*Short task*.
Write out each line beneath this one exactly as it reads.

··· Input ···

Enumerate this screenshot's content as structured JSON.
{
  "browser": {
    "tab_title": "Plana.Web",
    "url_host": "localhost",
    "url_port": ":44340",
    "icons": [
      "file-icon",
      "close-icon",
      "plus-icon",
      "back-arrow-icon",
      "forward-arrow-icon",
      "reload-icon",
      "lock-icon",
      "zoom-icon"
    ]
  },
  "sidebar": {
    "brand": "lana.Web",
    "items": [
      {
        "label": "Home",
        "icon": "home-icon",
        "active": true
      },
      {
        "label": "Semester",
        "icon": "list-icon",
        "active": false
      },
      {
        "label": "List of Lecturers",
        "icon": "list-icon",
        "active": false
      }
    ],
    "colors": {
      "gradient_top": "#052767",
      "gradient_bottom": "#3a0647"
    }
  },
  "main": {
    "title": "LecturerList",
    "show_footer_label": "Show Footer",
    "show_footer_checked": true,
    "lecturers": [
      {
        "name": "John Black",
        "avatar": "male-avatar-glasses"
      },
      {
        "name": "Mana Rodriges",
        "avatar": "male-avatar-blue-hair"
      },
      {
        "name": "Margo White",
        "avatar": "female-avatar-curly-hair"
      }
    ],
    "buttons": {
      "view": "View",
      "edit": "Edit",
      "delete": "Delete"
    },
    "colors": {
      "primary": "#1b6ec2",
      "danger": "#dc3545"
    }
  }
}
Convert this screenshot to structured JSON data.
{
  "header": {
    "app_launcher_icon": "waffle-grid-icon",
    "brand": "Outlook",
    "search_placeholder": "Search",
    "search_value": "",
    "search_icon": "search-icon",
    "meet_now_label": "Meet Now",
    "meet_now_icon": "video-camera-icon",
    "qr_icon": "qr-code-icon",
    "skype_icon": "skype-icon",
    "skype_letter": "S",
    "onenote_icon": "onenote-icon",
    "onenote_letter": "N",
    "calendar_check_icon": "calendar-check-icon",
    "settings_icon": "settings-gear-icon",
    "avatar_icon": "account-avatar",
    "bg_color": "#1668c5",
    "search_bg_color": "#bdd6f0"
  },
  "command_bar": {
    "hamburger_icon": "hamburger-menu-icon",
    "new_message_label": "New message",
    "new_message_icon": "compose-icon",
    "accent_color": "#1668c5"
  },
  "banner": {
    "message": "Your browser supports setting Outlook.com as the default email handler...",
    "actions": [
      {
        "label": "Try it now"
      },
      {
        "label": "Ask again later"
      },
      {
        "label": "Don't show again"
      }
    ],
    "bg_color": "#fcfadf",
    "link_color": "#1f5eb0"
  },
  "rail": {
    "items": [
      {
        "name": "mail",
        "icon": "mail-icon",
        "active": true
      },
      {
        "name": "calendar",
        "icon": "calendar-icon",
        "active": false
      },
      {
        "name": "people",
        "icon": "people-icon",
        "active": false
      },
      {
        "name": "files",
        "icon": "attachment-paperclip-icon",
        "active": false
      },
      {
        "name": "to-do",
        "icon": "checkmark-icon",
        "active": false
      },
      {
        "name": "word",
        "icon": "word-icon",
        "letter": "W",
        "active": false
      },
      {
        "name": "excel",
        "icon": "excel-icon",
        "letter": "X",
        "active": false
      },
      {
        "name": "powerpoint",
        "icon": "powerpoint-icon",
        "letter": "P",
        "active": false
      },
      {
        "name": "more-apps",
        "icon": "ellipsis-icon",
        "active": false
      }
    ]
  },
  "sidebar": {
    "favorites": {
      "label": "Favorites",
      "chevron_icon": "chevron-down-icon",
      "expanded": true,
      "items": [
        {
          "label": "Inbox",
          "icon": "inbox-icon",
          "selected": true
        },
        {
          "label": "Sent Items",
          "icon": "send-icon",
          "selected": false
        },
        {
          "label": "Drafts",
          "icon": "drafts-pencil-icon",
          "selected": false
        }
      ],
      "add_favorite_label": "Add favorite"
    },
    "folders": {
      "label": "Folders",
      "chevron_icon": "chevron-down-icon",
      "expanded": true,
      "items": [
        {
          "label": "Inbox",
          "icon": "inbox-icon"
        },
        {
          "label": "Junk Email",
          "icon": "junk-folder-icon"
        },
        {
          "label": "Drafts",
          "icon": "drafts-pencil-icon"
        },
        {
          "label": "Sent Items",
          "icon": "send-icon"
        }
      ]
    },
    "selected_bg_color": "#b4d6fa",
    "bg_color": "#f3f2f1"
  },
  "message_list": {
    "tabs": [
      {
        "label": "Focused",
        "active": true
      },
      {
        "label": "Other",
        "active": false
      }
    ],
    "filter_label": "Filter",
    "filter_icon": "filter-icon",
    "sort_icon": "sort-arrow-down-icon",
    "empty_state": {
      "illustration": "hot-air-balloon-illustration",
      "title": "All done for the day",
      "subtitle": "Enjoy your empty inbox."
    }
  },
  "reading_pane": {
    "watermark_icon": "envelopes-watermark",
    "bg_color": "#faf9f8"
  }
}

···

*The reply*.
Enumerate this screenshot's content as structured JSON.
{
  "browser": {
    "tab_title": "Plana.Web",
    "url_host": "localhost",
    "url_port": ":44340",
    "icons": [
      "file-icon",
      "close-icon",
      "plus-icon",
      "back-arrow-icon",
      "forward-arrow-icon",
      "reload-icon",
      "lock-icon",
      "zoom-icon"
    ]
  },
  "sidebar": {
    "brand": "lana.Web",
    "items": [
      {
        "label": "Home",
        "icon": "home-icon",
        "active": true
      },
      {
        "label": "Semester",
        "icon": "list-icon",
        "active": false
      },
      {
        "label": "List of Lecturers",
        "icon": "list-icon",
        "active": false
      }
    ],
    "colors": {
      "gradient_top": "#052767",
      "gradient_bottom": "#3a0647"
    }
  },
  "main": {
    "title": "LecturerList",
    "show_footer_label": "Show Footer",
    "show_footer_checked": true,
    "lecturers": [
      {
        "name": "John Black",
        "avatar": "male-avatar-glasses"
      },
      {
        "name": "Mana Rodriges",
        "avatar": "male-avatar-blue-hair"
      },
      {
        "name": "Margo White",
        "avatar": "female-avatar-curly-hair"
      }
    ],
    "buttons": {
      "view": "View",
      "edit": "Edit",
      "delete": "Delete"
    },
    "colors": {
      "primary": "#1b6ec2",
      "danger": "#dc3545"
    }
  }
}
Convert this screenshot to structured JSON data.
{
  "header": {
    "app_launcher_icon": "waffle-grid-icon",
    "brand": "Outlook",
    "search_placeholder": "Search",
    "search_value": "",
    "search_icon": "search-icon",
    "meet_now_label": "Meet Now",
    "meet_now_icon": "video-camera-icon",
    "qr_icon": "qr-code-icon",
    "skype_icon": "skype-icon",
    "skype_letter": "S",
    "onenote_icon": "onenote-icon",
    "onenote_letter": "N",
    "calendar_check_icon": "calendar-check-icon",
    "settings_icon": "settings-gear-icon",
    "avatar_icon": "account-avatar",
    "bg_color": "#1668c5",
    "search_bg_color": "#bdd6f0"
  },
  "command_bar": {
    "hamburger_icon": "hamburger-menu-icon",
    "new_message_label": "New message",
    "new_message_icon": "compose-icon",
    "accent_color": "#1668c5"
  },
  "banner": {
    "message": "Your browser supports setting Outlook.com as the default email handler...",
    "actions": [
      {
        "label": "Try it now"
      },
      {
        "label": "Ask again later"
      },
      {
        "label": "Don't show again"
      }
    ],
    "bg_color": "#fcfadf",
    "link_color": "#1f5eb0"
  },
  "rail": {
    "items": [
      {
        "name": "mail",
        "icon": "mail-icon",
        "active": true
      },
      {
        "name": "calendar",
        "icon": "calendar-icon",
        "active": false
      },
      {
        "name": "people",
        "icon": "people-icon",
        "active": false
      },
      {
        "name": "files",
        "icon": "attachment-paperclip-icon",
        "active": false
      },
      {
        "name": "to-do",
        "icon": "checkmark-icon",
        "active": false
      },
      {
        "name": "word",
        "icon": "word-icon",
        "letter": "W",
        "active": false
      },
      {
        "name": "excel",
        "icon": "excel-icon",
        "letter": "X",
        "active": false
      },
      {
        "name": "powerpoint",
        "icon": "powerpoint-icon",
        "letter": "P",
        "active": false
      },
      {
        "name": "more-apps",
        "icon": "ellipsis-icon",
        "active": false
      }
    ]
  },
  "sidebar": {
    "favorites": {
      "label": "Favorites",
      "chevron_icon": "chevron-down-icon",
      "expanded": true,
      "items": [
        {
          "label": "Inbox",
          "icon": "inbox-icon",
          "selected": true
        },
        {
          "label": "Sent Items",
          "icon": "send-icon",
          "selected": false
        },
        {
          "label": "Drafts",
          "icon": "drafts-pencil-icon",
          "selected": false
        }
      ],
      "add_favorite_label": "Add favorite"
    },
    "folders": {
      "label": "Folders",
      "chevron_icon": "chevron-down-icon",
      "expanded": true,
      "items": [
        {
          "label": "Inbox",
          "icon": "inbox-icon"
        },
        {
          "label": "Junk Email",
          "icon": "junk-folder-icon"
        },
        {
          "label": "Drafts",
          "icon": "drafts-pencil-icon"
        },
        {
          "label": "Sent Items",
          "icon": "send-icon"
        }
      ]
    },
    "selected_bg_color": "#b4d6fa",
    "bg_color": "#f3f2f1"
  },
  "message_list": {
    "tabs": [
      {
        "label": "Focused",
        "active": true
      },
      {
        "label": "Other",
        "active": false
      }
    ],
    "filter_label": "Filter",
    "filter_icon": "filter-icon",
    "sort_icon": "sort-arrow-down-icon",
    "empty_state": {
      "illustration": "hot-air-balloon-illustration",
      "title": "All done for the day",
      "subtitle": "Enjoy your empty inbox."
    }
  },
  "reading_pane": {
    "watermark_icon": "envelopes-watermark",
    "bg_color": "#faf9f8"
  }
}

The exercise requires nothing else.